From the items below, return the lines verbatim, beginning at the line that contains "terceiro-label: Terceiro:: [95, 279, 130, 289]" and stopping after the line that contains "faixa-classif-label: Faixa Classif.".

[Element location data]

◆ ◆ ◆

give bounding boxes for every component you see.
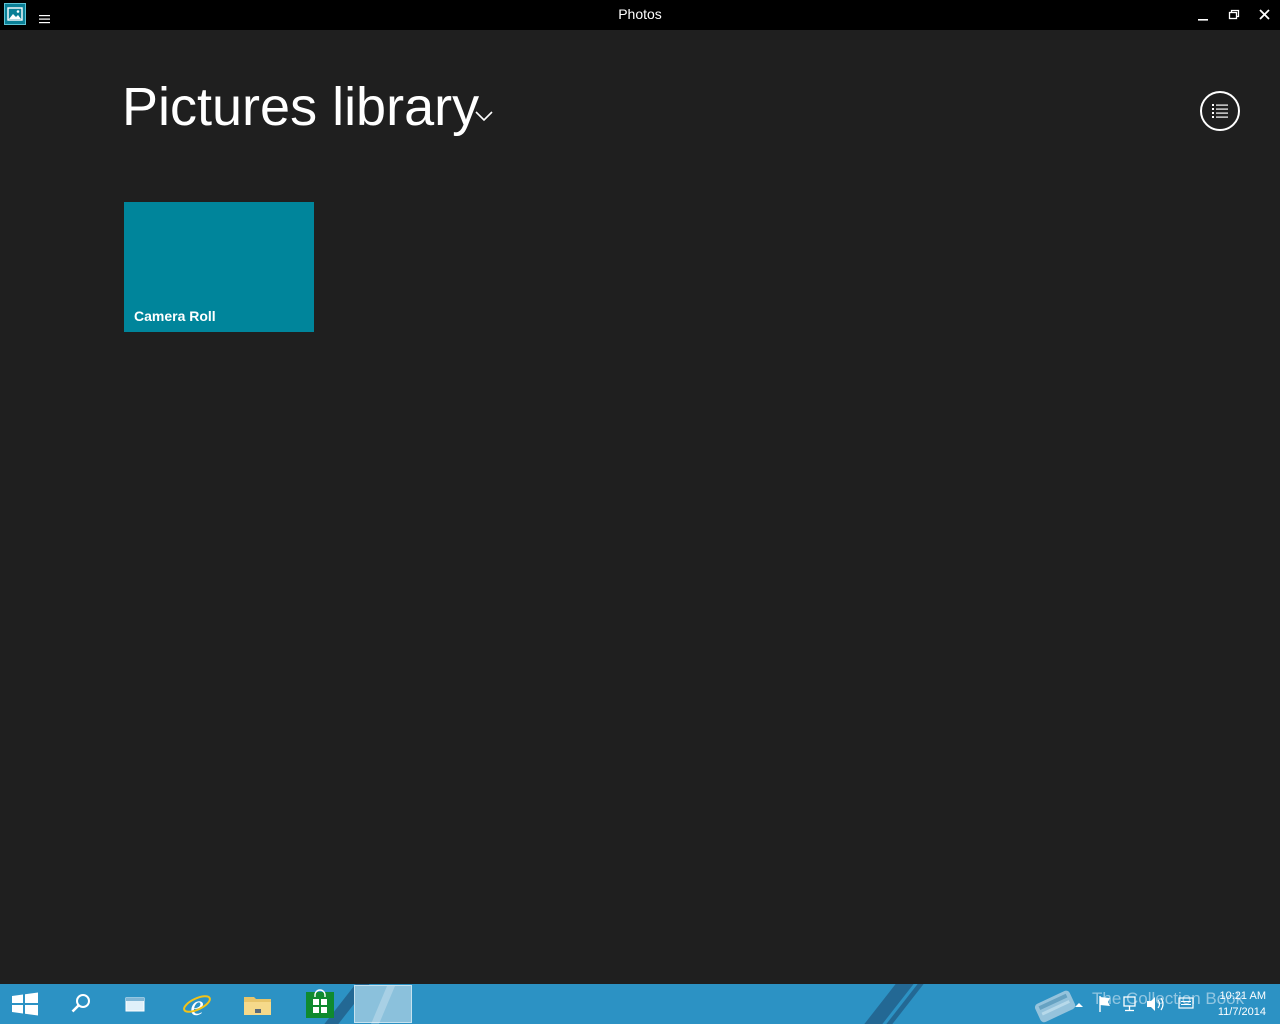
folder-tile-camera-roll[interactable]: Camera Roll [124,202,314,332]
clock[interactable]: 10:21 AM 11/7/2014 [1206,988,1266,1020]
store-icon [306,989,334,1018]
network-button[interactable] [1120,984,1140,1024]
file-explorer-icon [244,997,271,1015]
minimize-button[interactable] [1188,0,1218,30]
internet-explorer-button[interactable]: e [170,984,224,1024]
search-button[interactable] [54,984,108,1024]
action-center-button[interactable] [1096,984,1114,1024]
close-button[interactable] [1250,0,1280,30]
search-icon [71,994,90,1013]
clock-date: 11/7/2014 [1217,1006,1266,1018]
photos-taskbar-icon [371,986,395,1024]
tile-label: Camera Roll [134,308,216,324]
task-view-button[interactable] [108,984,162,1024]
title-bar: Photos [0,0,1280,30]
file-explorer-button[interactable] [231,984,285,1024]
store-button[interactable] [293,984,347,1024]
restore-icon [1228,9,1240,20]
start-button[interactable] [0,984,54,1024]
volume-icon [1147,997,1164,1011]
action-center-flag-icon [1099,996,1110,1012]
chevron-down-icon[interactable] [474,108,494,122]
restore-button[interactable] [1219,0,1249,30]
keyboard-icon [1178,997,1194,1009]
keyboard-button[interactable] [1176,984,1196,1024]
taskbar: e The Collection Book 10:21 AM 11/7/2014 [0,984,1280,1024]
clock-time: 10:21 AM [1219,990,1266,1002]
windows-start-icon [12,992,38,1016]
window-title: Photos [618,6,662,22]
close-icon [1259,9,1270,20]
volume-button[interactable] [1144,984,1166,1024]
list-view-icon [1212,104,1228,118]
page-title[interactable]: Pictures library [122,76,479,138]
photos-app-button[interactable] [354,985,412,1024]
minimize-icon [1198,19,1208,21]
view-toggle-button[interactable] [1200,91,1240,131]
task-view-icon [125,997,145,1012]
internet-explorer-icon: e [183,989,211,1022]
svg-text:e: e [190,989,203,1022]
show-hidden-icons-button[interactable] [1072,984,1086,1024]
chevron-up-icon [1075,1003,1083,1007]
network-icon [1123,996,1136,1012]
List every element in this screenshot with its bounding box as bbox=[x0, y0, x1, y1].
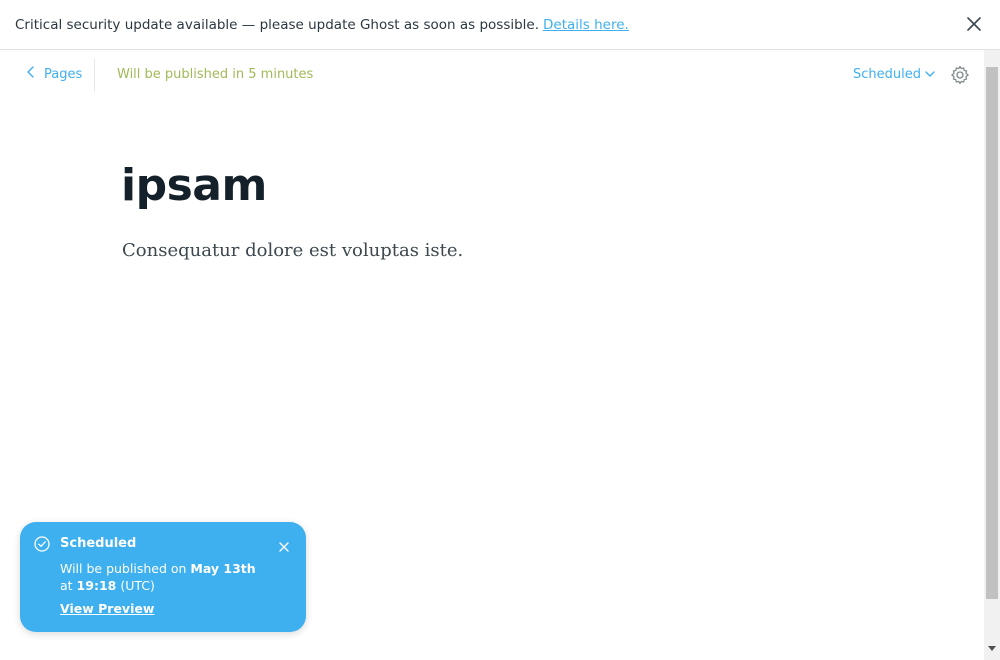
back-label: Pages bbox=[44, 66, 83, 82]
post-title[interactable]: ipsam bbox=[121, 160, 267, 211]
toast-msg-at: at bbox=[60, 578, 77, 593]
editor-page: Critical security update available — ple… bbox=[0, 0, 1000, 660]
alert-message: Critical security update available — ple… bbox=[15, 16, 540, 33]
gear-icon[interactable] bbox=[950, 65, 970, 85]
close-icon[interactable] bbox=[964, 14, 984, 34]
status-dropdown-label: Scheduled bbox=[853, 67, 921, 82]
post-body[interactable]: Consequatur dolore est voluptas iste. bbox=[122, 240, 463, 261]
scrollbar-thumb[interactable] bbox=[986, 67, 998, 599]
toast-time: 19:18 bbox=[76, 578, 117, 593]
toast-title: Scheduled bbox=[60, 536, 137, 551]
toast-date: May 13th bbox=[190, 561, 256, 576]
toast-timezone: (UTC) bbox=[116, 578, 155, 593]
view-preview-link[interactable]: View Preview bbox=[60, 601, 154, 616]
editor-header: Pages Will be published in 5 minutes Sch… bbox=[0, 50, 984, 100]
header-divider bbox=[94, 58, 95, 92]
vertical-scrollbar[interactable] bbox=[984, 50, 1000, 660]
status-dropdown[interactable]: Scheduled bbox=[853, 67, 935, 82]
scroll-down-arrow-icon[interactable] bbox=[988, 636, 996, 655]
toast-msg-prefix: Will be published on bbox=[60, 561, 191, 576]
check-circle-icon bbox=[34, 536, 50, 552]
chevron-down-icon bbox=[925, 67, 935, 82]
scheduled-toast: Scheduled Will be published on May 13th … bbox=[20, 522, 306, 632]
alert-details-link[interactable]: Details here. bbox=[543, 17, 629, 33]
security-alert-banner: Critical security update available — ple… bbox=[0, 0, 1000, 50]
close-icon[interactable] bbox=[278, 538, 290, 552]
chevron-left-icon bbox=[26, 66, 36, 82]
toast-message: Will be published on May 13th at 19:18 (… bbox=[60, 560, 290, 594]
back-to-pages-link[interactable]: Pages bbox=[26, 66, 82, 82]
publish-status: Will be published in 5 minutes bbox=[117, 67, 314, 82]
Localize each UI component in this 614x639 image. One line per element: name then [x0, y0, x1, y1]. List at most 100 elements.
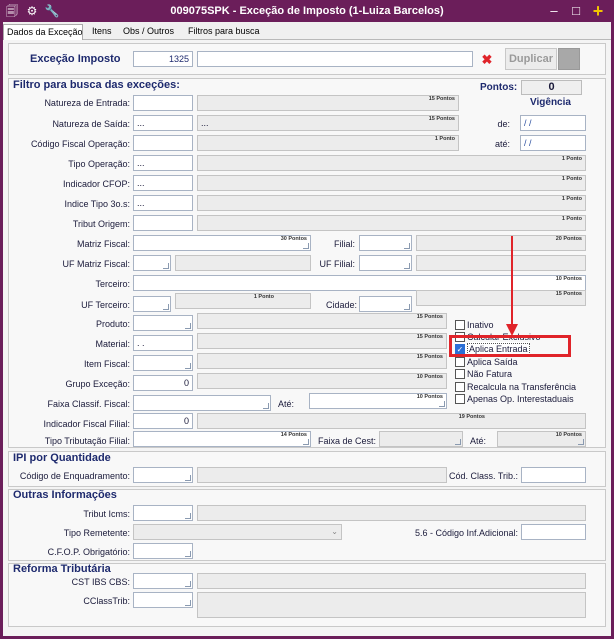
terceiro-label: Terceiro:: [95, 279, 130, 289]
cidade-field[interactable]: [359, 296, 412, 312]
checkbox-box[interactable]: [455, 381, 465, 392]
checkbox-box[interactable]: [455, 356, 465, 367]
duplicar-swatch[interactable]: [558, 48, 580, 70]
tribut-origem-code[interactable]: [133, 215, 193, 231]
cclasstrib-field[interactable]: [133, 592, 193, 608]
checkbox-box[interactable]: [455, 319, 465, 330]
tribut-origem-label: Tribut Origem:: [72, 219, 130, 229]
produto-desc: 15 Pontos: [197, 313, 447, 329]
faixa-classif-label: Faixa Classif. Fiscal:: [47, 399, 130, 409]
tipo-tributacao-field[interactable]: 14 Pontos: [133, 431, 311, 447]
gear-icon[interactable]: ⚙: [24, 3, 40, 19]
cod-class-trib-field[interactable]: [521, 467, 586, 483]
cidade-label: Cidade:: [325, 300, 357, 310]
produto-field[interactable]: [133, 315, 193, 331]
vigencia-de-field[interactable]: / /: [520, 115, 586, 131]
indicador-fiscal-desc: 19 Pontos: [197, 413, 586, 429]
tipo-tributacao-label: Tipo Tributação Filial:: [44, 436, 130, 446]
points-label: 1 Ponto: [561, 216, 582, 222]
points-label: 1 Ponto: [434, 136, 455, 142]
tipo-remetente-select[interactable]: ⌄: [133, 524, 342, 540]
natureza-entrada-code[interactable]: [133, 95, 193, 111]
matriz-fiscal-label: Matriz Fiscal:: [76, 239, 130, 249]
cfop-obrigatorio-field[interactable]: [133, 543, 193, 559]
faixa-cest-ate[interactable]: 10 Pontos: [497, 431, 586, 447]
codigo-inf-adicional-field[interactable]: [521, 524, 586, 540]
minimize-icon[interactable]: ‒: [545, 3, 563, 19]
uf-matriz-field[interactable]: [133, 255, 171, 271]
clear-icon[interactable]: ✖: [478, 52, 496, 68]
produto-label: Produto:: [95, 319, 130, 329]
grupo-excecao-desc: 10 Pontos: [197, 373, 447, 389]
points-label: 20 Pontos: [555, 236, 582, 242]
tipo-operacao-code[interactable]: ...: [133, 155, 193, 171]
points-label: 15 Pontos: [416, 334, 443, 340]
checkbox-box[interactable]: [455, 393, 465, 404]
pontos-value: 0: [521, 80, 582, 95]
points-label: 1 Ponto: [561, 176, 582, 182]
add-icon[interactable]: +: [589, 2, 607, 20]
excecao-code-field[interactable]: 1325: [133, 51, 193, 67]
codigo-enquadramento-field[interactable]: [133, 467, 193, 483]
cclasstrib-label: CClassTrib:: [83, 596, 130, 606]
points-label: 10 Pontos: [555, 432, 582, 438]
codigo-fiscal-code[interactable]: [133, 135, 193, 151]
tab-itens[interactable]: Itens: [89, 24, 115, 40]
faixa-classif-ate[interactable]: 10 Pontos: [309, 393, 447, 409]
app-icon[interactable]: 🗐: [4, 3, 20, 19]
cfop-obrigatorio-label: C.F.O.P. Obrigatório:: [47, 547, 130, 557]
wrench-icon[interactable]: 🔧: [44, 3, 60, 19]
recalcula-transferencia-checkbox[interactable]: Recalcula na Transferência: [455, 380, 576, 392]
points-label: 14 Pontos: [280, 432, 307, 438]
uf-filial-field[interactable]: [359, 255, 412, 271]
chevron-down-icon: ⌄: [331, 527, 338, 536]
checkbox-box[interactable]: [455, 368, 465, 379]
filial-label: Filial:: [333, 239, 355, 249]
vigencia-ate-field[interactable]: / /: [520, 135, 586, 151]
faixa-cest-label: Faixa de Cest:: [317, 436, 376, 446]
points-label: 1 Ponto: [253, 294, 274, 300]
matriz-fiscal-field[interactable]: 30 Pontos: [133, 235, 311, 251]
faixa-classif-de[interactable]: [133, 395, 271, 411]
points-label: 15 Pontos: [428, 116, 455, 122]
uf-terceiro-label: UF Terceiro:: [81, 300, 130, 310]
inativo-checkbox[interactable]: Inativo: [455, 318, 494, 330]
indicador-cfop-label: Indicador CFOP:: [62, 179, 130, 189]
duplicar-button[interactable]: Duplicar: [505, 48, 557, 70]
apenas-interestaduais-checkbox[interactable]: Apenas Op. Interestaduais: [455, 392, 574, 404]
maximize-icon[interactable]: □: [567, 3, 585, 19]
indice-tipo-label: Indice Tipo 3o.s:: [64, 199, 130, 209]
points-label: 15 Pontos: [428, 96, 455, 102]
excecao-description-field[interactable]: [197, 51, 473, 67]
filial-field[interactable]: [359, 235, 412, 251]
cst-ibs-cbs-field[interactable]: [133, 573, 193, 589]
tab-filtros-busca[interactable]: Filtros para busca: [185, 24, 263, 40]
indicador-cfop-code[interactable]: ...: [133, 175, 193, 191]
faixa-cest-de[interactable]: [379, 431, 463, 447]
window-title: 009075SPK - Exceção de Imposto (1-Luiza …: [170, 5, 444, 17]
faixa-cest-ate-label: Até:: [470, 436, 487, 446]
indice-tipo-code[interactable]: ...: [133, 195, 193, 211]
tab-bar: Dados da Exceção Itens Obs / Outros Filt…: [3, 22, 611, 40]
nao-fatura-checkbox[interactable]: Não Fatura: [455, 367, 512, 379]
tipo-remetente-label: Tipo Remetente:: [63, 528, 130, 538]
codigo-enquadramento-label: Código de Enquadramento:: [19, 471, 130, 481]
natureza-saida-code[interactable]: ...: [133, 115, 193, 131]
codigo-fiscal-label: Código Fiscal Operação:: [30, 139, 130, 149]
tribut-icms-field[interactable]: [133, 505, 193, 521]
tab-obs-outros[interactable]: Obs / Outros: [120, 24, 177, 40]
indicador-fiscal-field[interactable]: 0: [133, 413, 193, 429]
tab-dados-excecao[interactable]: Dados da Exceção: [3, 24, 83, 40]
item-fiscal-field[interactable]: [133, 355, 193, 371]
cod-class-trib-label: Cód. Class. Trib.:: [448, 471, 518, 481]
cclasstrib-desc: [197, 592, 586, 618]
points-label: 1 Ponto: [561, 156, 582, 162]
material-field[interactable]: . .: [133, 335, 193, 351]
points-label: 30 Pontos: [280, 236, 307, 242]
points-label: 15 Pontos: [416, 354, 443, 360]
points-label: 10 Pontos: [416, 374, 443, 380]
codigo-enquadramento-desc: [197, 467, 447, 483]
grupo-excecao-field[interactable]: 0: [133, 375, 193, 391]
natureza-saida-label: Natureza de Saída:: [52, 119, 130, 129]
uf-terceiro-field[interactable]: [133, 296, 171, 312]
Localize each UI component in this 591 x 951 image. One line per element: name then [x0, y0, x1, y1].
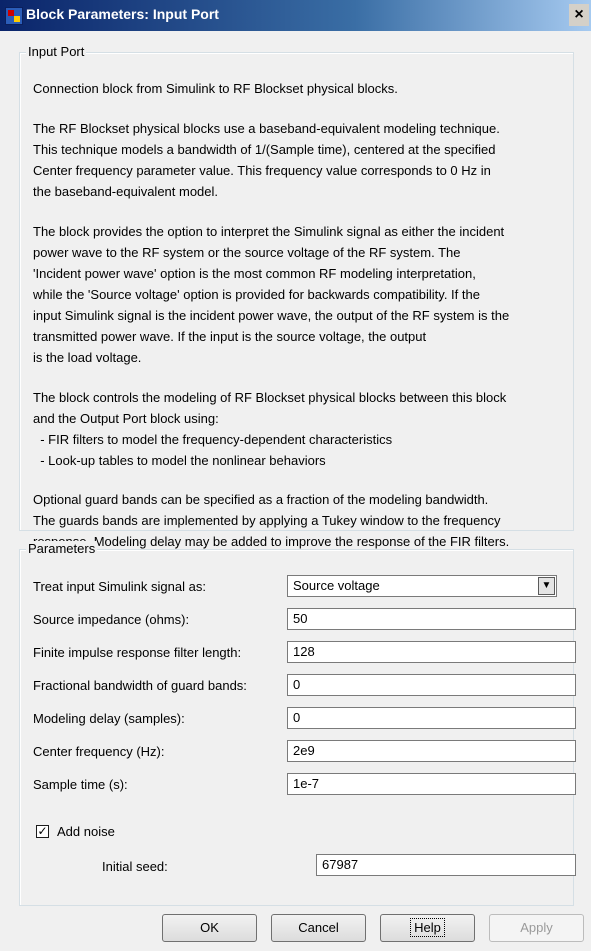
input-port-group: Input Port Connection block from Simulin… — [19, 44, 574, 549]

◆ ◆ ◆

> [Exercise answer]:
terceiro-label: Terceiro:: [95, 279, 130, 289]
cidade-field[interactable]: [359, 296, 412, 312]
checkbox-box[interactable]: [455, 381, 465, 392]
checkbox-box[interactable]: [455, 356, 465, 367]
duplicar-swatch[interactable]: [558, 48, 580, 70]
tribut-origem-code[interactable]: [133, 215, 193, 231]
cclasstrib-field[interactable]: [133, 592, 193, 608]
checkbox-box[interactable]: [455, 319, 465, 330]
tribut-origem-label: Tribut Origem:: [72, 219, 130, 229]
produto-desc: 15 Pontos: [197, 313, 447, 329]
faixa-classif-label: Faixa Classif. Fiscal:: [47, 399, 130, 409]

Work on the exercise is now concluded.